> **WORK REQUEST**
Wherever an image appears in the records, exclude it, and reproduce everything else exactly.
•••
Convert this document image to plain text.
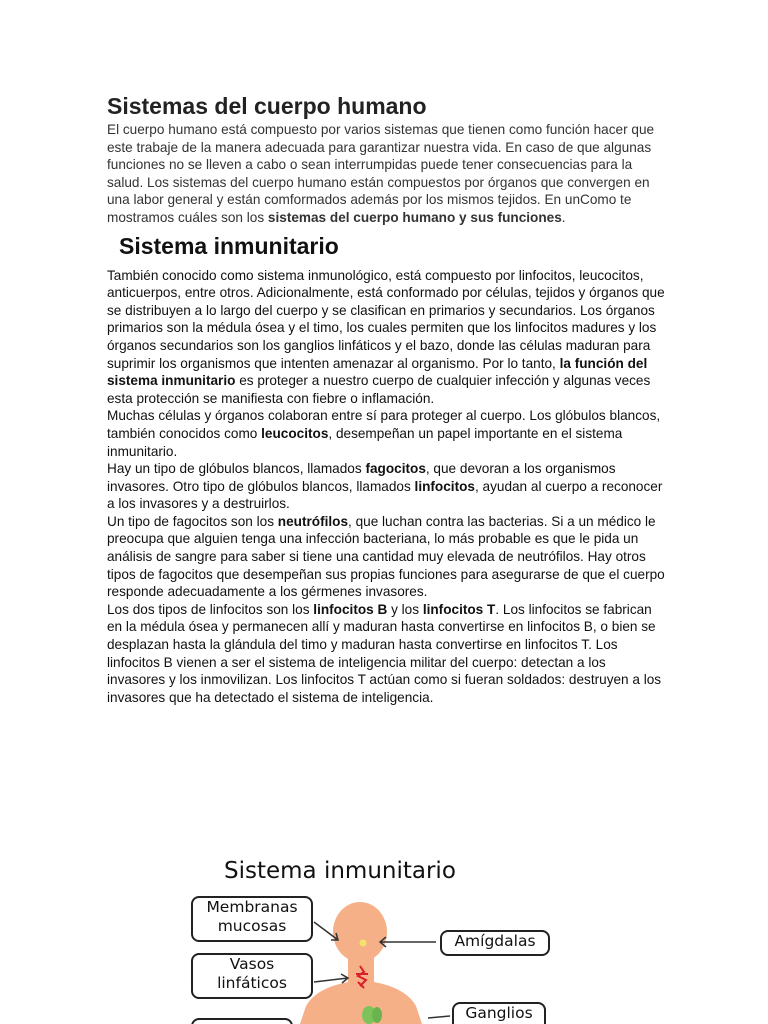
Sistemas del cuerpo humano

El cuerpo humano está compuesto por varios sistemas que tienen como función hacer que este trabaje de la manera adecuada para garantizar nuestra vida. En caso de que algunas funciones no se lleven a cabo o sean interrumpidas puede tener consecuencias para la salud. Los sistemas del cuerpo humano están compuestos por órganos que convergen en una labor general y están comformados además por los mismos tejidos. En unComo te mostramos cuáles son los sistemas del cuerpo humano y sus funciones.

Sistema inmunitario

También conocido como sistema inmunológico, está compuesto por linfocitos, leucocitos, anticuerpos, entre otros. Adicionalmente, está conformado por células, tejidos y órganos que se distribuyen a lo largo del cuerpo y se clasifican en primarios y secundarios. Los órganos primarios son la médula ósea y el timo, los cuales permiten que los linfocitos madures y los órganos secundarios son los ganglios linfáticos y el bazo, donde las células maduran para suprimir los organismos que intenten amenazar al organismo. Por lo tanto, la función del sistema inmunitario es proteger a nuestro cuerpo de cualquier infección y algunas veces esta protección se manifiesta con fiebre o inflamación.

Muchas células y órganos colaboran entre sí para proteger al cuerpo. Los glóbulos blancos, también conocidos como leucocitos, desempeñan un papel importante en el sistema inmunitario.

Hay un tipo de glóbulos blancos, llamados fagocitos, que devoran a los organismos invasores. Otro tipo de glóbulos blancos, llamados linfocitos, ayudan al cuerpo a reconocer a los invasores y a destruirlos.

Un tipo de fagocitos son los neutrófilos, que luchan contra las bacterias. Si a un médico le preocupa que alguien tenga una infección bacteriana, lo más probable es que le pida un análisis de sangre para saber si tiene una cantidad muy elevada de neutrófilos. Hay otros tipos de fagocitos que desempeñan sus propias funciones para asegurarse de que el cuerpo responde adecuadamente a los gérmenes invasores.

Los dos tipos de linfocitos son los linfocitos B y los linfocitos T. Los linfocitos se fabrican en la médula ósea y permanecen allí y maduran hasta convertirse en linfocitos B, o bien se desplazan hasta la glándula del timo y maduran hasta convertirse en linfocitos T. Los linfocitos B vienen a ser el sistema de inteligencia militar del cuerpo: detectan a los invasores y los inmovilizan. Los linfocitos T actúan como si fueran soldados: destruyen a los invasores que ha detectado el sistema de inteligencia.

Sistema inmunitario
Membranas mucosas
Vasos linfáticos
Amígdalas
Ganglios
•••
> **SOLUTION FOR THIS TASK**
Convert this document image to plain text.
Sistemas del cuerpo humano

El cuerpo humano está compuesto por varios sistemas que tienen como función hacer que este trabaje de la manera adecuada para garantizar nuestra vida. En caso de que algunas funciones no se lleven a cabo o sean interrumpidas puede tener consecuencias para la salud. Los sistemas del cuerpo humano están compuestos por órganos que convergen en una labor general y están comformados además por los mismos tejidos. En unComo te mostramos cuáles son los sistemas del cuerpo humano y sus funciones.

Sistema inmunitario

También conocido como sistema inmunológico, está compuesto por linfocitos, leucocitos, anticuerpos, entre otros. Adicionalmente, está conformado por células, tejidos y órganos que se distribuyen a lo largo del cuerpo y se clasifican en primarios y secundarios. Los órganos primarios son la médula ósea y el timo, los cuales permiten que los linfocitos madures y los órganos secundarios son los ganglios linfáticos y el bazo, donde las células maduran para suprimir los organismos que intenten amenazar al organismo. Por lo tanto, la función del sistema inmunitario es proteger a nuestro cuerpo de cualquier infección y algunas veces esta protección se manifiesta con fiebre o inflamación.

Muchas células y órganos colaboran entre sí para proteger al cuerpo. Los glóbulos blancos, también conocidos como leucocitos, desempeñan un papel importante en el sistema inmunitario.

Hay un tipo de glóbulos blancos, llamados fagocitos, que devoran a los organismos invasores. Otro tipo de glóbulos blancos, llamados linfocitos, ayudan al cuerpo a reconocer a los invasores y a destruirlos.

Un tipo de fagocitos son los neutrófilos, que luchan contra las bacterias. Si a un médico le preocupa que alguien tenga una infección bacteriana, lo más probable es que le pida un análisis de sangre para saber si tiene una cantidad muy elevada de neutrófilos. Hay otros tipos de fagocitos que desempeñan sus propias funciones para asegurarse de que el cuerpo responde adecuadamente a los gérmenes invasores.

Los dos tipos de linfocitos son los linfocitos B y los linfocitos T. Los linfocitos se fabrican en la médula ósea y permanecen allí y maduran hasta convertirse en linfocitos B, o bien se desplazan hasta la glándula del timo y maduran hasta convertirse en linfocitos T. Los linfocitos B vienen a ser el sistema de inteligencia militar del cuerpo: detectan a los invasores y los inmovilizan. Los linfocitos T actúan como si fueran soldados: destruyen a los invasores que ha detectado el sistema de inteligencia.

Sistema inmunitario
Membranas mucosas
Vasos linfáticos
Amígdalas
Ganglios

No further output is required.